### Aim
Count the lines containing "tallrikar" in the entries underneath, and state that count without anything else.
* * * * * * *
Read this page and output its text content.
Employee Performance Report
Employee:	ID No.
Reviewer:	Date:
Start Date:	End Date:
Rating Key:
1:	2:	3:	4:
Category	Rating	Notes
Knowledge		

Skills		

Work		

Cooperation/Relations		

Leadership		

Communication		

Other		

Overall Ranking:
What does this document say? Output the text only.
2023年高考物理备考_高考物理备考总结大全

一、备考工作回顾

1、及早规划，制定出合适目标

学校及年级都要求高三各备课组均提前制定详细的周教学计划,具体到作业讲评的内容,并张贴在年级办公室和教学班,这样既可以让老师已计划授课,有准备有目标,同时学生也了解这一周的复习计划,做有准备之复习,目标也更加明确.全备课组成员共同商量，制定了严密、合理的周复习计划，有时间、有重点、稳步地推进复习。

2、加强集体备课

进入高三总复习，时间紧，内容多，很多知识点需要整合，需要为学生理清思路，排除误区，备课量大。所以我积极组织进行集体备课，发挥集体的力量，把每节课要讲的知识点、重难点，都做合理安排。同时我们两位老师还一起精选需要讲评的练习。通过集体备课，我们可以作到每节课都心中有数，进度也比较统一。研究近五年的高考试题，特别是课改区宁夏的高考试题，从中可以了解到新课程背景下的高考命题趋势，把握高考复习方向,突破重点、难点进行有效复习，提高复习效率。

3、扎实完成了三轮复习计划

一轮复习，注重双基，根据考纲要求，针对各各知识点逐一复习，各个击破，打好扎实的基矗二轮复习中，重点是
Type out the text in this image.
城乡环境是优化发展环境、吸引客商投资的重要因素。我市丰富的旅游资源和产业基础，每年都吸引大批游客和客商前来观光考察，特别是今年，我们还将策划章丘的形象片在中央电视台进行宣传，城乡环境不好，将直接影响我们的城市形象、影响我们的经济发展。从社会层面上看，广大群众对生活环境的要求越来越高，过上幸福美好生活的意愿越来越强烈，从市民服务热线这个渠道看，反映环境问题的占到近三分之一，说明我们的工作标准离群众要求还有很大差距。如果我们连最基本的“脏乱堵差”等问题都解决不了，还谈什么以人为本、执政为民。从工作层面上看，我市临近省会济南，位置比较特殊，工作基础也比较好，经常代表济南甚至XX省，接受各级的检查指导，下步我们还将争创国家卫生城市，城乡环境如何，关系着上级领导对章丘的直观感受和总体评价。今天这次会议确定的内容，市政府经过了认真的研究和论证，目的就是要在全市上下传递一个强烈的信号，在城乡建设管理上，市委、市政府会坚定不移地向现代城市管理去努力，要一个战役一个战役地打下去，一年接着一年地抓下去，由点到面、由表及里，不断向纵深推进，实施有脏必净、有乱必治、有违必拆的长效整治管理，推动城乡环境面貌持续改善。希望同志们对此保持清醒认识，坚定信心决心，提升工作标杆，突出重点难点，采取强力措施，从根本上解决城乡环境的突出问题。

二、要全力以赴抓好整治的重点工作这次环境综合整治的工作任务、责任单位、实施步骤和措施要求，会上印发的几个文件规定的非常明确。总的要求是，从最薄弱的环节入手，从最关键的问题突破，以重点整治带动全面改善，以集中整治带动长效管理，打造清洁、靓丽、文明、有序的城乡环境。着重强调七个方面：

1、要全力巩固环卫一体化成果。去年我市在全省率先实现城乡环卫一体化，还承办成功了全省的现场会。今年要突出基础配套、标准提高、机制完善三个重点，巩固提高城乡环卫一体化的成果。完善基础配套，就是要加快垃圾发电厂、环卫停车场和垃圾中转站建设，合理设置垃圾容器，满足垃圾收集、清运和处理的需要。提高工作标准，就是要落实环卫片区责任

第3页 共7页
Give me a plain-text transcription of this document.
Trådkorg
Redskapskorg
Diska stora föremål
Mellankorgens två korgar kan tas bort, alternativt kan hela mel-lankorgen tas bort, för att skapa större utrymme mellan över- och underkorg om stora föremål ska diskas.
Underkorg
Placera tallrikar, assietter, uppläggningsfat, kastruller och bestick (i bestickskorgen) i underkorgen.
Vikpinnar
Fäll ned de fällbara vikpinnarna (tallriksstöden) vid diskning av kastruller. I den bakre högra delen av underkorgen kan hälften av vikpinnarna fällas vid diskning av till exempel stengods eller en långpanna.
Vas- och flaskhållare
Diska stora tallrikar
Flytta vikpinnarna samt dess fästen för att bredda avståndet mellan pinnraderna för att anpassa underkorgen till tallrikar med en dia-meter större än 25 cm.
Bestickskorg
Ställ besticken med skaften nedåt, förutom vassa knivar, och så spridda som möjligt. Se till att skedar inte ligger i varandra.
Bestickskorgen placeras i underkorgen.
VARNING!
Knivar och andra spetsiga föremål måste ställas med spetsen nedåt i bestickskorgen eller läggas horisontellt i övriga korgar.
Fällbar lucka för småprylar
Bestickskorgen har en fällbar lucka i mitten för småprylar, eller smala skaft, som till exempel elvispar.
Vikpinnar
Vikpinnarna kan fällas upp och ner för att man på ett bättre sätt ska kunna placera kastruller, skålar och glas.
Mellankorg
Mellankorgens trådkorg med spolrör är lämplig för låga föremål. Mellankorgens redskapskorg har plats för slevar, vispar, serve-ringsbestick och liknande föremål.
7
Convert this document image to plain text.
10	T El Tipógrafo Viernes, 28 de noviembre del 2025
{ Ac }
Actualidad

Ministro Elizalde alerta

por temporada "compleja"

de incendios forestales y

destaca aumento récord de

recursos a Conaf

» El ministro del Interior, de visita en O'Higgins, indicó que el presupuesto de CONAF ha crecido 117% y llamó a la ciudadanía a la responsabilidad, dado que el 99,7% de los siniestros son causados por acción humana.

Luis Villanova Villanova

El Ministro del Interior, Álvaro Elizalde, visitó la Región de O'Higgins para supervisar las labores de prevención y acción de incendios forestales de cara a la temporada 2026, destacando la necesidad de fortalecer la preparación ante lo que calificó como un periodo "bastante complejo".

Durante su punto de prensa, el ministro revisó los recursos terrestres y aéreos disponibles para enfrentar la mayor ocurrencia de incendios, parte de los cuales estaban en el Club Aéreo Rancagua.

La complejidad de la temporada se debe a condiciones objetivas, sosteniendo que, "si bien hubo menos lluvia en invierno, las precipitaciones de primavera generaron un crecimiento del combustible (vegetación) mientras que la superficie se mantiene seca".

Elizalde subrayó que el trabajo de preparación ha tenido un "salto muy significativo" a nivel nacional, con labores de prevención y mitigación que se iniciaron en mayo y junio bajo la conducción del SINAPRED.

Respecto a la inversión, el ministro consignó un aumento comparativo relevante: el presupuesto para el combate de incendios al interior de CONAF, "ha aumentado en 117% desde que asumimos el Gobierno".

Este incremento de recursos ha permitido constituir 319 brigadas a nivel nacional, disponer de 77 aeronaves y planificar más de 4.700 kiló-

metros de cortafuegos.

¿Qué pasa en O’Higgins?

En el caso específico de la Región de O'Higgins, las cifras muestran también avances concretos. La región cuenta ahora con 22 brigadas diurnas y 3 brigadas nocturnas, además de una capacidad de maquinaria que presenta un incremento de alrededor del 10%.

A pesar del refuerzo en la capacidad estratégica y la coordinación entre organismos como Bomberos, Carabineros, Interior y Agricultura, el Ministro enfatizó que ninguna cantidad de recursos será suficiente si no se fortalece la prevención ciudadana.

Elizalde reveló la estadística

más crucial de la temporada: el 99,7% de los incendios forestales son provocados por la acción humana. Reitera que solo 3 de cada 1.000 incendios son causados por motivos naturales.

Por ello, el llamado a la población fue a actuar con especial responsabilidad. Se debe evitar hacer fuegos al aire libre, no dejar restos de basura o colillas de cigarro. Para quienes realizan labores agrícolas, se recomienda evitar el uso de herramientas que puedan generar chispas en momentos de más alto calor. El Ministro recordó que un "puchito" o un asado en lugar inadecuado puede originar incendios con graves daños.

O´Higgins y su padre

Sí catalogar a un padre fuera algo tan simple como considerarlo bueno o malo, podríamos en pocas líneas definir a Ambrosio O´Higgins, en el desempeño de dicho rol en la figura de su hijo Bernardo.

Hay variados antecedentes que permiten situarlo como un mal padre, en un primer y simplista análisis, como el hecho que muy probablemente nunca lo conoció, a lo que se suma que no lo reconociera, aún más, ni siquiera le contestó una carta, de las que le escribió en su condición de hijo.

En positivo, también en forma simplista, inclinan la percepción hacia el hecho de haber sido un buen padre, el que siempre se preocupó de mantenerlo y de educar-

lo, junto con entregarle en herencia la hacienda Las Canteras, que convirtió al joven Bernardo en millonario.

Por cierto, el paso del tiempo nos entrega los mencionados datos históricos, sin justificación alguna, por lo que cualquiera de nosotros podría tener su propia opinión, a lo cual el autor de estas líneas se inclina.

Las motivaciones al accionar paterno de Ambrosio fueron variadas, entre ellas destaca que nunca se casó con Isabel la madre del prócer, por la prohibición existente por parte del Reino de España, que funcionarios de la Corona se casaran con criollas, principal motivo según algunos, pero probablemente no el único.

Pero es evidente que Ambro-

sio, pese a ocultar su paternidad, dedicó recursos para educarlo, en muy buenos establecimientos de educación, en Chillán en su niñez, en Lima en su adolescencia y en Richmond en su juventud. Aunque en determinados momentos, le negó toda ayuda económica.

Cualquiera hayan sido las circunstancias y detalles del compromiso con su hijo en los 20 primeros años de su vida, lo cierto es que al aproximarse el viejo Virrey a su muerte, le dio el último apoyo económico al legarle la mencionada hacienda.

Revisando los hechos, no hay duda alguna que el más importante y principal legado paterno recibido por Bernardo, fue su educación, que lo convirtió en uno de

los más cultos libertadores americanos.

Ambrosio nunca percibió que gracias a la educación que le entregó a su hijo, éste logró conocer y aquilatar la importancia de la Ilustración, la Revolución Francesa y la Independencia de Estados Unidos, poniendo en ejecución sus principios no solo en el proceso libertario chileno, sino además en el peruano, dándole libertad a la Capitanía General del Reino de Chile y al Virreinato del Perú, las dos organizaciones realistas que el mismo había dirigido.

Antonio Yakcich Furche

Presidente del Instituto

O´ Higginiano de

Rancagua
* * * * * * *
### Completed task
3